(Excerpt from a dataset)
-----

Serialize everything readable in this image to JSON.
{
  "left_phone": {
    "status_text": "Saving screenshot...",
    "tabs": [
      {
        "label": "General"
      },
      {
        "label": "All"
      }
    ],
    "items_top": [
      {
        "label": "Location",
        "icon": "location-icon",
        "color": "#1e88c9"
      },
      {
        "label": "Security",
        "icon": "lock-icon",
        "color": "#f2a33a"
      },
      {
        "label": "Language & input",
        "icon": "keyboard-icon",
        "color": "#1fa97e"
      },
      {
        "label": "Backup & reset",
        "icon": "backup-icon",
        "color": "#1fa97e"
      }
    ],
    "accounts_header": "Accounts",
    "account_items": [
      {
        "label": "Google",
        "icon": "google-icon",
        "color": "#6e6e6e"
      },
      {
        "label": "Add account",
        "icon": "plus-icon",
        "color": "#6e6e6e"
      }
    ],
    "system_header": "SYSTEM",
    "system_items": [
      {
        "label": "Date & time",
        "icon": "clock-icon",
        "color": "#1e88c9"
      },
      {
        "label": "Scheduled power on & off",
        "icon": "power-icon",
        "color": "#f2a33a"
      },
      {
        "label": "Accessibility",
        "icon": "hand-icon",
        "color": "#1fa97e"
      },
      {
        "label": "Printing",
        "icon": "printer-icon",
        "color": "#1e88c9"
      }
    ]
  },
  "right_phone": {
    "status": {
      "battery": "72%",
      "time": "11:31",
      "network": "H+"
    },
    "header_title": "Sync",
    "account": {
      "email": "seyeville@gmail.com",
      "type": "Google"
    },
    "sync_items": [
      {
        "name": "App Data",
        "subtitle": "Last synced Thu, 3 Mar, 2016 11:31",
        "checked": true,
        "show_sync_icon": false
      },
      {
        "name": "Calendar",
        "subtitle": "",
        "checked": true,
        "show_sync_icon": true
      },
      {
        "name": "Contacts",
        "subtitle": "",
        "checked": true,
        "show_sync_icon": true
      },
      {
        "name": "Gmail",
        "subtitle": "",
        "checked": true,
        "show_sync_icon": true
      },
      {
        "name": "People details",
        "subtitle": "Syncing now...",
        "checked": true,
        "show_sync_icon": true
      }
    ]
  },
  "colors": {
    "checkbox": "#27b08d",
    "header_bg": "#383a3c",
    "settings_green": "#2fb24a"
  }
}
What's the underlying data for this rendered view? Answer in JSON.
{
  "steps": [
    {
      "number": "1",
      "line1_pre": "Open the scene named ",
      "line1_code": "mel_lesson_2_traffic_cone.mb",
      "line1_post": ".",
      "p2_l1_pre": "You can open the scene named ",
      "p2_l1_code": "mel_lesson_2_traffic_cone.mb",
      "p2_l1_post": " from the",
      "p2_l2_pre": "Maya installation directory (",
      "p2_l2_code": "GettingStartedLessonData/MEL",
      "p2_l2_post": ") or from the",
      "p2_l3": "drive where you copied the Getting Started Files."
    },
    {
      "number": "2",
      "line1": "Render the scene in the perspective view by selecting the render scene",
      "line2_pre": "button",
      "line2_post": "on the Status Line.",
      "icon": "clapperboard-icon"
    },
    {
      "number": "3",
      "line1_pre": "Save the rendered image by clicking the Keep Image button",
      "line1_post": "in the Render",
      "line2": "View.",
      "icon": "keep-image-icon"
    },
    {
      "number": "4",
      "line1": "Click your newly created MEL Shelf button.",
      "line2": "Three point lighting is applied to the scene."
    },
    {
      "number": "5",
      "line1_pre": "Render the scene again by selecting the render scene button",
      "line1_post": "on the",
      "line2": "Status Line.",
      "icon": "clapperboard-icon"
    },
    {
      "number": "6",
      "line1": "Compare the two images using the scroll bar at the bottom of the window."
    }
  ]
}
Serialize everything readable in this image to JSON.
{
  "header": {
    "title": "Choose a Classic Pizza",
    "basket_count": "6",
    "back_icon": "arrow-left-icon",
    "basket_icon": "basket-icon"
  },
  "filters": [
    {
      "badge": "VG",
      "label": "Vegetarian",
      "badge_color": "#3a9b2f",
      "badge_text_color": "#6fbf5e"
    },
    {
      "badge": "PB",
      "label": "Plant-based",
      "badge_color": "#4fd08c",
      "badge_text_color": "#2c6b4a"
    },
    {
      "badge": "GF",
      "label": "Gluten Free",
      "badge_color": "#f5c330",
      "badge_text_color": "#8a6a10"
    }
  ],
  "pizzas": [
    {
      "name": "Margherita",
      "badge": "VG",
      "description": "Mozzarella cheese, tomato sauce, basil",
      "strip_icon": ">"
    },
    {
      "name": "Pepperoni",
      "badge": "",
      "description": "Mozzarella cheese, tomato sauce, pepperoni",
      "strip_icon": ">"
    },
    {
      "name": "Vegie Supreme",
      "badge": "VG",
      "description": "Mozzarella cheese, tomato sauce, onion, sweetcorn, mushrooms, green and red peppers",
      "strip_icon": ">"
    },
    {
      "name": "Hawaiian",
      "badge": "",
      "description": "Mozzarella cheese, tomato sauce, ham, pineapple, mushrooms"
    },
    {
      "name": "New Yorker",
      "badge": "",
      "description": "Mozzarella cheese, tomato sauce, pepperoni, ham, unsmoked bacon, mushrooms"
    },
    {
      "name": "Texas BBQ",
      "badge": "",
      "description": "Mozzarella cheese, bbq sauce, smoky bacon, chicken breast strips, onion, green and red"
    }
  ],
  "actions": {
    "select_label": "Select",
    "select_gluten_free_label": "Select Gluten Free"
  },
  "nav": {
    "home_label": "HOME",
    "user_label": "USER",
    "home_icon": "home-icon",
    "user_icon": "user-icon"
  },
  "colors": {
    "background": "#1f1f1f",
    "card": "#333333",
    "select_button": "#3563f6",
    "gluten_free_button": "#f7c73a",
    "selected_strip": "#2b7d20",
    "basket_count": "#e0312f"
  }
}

-----

Task description:
Write out every record shown above, word for word.

Solution for this exercise:
Serialize everything readable in this image to JSON.
{
  "left_phone": {
    "status_text": "Saving screenshot...",
    "tabs": [
      {
        "label": "General"
      },
      {
        "label": "All"
      }
    ],
    "items_top": [
      {
        "label": "Location",
        "icon": "location-icon",
        "color": "#1e88c9"
      },
      {
        "label": "Security",
        "icon": "lock-icon",
        "color": "#f2a33a"
      },
      {
        "label": "Language & input",
        "icon": "keyboard-icon",
        "color": "#1fa97e"
      },
      {
        "label": "Backup & reset",
        "icon": "backup-icon",
        "color": "#1fa97e"
      }
    ],
    "accounts_header": "Accounts",
    "account_items": [
      {
        "label": "Google",
        "icon": "google-icon",
        "color": "#6e6e6e"
      },
      {
        "label": "Add account",
        "icon": "plus-icon",
        "color": "#6e6e6e"
      }
    ],
    "system_header": "SYSTEM",
    "system_items": [
      {
        "label": "Date & time",
        "icon": "clock-icon",
        "color": "#1e88c9"
      },
      {
        "label": "Scheduled power on & off",
        "icon": "power-icon",
        "color": "#f2a33a"
      },
      {
        "label": "Accessibility",
        "icon": "hand-icon",
        "color": "#1fa97e"
      },
      {
        "label": "Printing",
        "icon": "printer-icon",
        "color": "#1e88c9"
      }
    ]
  },
  "right_phone": {
    "status": {
      "battery": "72%",
      "time": "11:31",
      "network": "H+"
    },
    "header_title": "Sync",
    "account": {
      "email": "seyeville@gmail.com",
      "type": "Google"
    },
    "sync_items": [
      {
        "name": "App Data",
        "subtitle": "Last synced Thu, 3 Mar, 2016 11:31",
        "checked": true,
        "show_sync_icon": false
      },
      {
        "name": "Calendar",
        "subtitle": "",
        "checked": true,
        "show_sync_icon": true
      },
      {
        "name": "Contacts",
        "subtitle": "",
        "checked": true,
        "show_sync_icon": true
      },
      {
        "name": "Gmail",
        "subtitle": "",
        "checked": true,
        "show_sync_icon": true
      },
      {
        "name": "People details",
        "subtitle": "Syncing now...",
        "checked": true,
        "show_sync_icon": true
      }
    ]
  },
  "colors": {
    "checkbox": "#27b08d",
    "header_bg": "#383a3c",
    "settings_green": "#2fb24a"
  }
}
What's the underlying data for this rendered view? Answer in JSON.
{
  "steps": [
    {
      "number": "1",
      "line1_pre": "Open the scene named ",
      "line1_code": "mel_lesson_2_traffic_cone.mb",
      "line1_post": ".",
      "p2_l1_pre": "You can open the scene named ",
      "p2_l1_code": "mel_lesson_2_traffic_cone.mb",
      "p2_l1_post": " from the",
      "p2_l2_pre": "Maya installation directory (",
      "p2_l2_code": "GettingStartedLessonData/MEL",
      "p2_l2_post": ") or from the",
      "p2_l3": "drive where you copied the Getting Started Files."
    },
    {
      "number": "2",
      "line1": "Render the scene in the perspective view by selecting the render scene",
      "line2_pre": "button",
      "line2_post": "on the Status Line.",
      "icon": "clapperboard-icon"
    },
    {
      "number": "3",
      "line1_pre": "Save the rendered image by clicking the Keep Image button",
      "line1_post": "in the Render",
      "line2": "View.",
      "icon": "keep-image-icon"
    },
    {
      "number": "4",
      "line1": "Click your newly created MEL Shelf button.",
      "line2": "Three point lighting is applied to the scene."
    },
    {
      "number": "5",
      "line1_pre": "Render the scene again by selecting the render scene button",
      "line1_post": "on the",
      "line2": "Status Line.",
      "icon": "clapperboard-icon"
    },
    {
      "number": "6",
      "line1": "Compare the two images using the scroll bar at the bottom of the window."
    }
  ]
}
Serialize everything readable in this image to JSON.
{
  "header": {
    "title": "Choose a Classic Pizza",
    "basket_count": "6",
    "back_icon": "arrow-left-icon",
    "basket_icon": "basket-icon"
  },
  "filters": [
    {
      "badge": "VG",
      "label": "Vegetarian",
      "badge_color": "#3a9b2f",
      "badge_text_color": "#6fbf5e"
    },
    {
      "badge": "PB",
      "label": "Plant-based",
      "badge_color": "#4fd08c",
      "badge_text_color": "#2c6b4a"
    },
    {
      "badge": "GF",
      "label": "Gluten Free",
      "badge_color": "#f5c330",
      "badge_text_color": "#8a6a10"
    }
  ],
  "pizzas": [
    {
      "name": "Margherita",
      "badge": "VG",
      "description": "Mozzarella cheese, tomato sauce, basil",
      "strip_icon": ">"
    },
    {
      "name": "Pepperoni",
      "badge": "",
      "description": "Mozzarella cheese, tomato sauce, pepperoni",
      "strip_icon": ">"
    },
    {
      "name": "Vegie Supreme",
      "badge": "VG",
      "description": "Mozzarella cheese, tomato sauce, onion, sweetcorn, mushrooms, green and red peppers",
      "strip_icon": ">"
    },
    {
      "name": "Hawaiian",
      "badge": "",
      "description": "Mozzarella cheese, tomato sauce, ham, pineapple, mushrooms"
    },
    {
      "name": "New Yorker",
      "badge": "",
      "description": "Mozzarella cheese, tomato sauce, pepperoni, ham, unsmoked bacon, mushrooms"
    },
    {
      "name": "Texas BBQ",
      "badge": "",
      "description": "Mozzarella cheese, bbq sauce, smoky bacon, chicken breast strips, onion, green and red"
    }
  ],
  "actions": {
    "select_label": "Select",
    "select_gluten_free_label": "Select Gluten Free"
  },
  "nav": {
    "home_label": "HOME",
    "user_label": "USER",
    "home_icon": "home-icon",
    "user_icon": "user-icon"
  },
  "colors": {
    "background": "#1f1f1f",
    "card": "#333333",
    "select_button": "#3563f6",
    "gluten_free_button": "#f7c73a",
    "selected_strip": "#2b7d20",
    "basket_count": "#e0312f"
  }
}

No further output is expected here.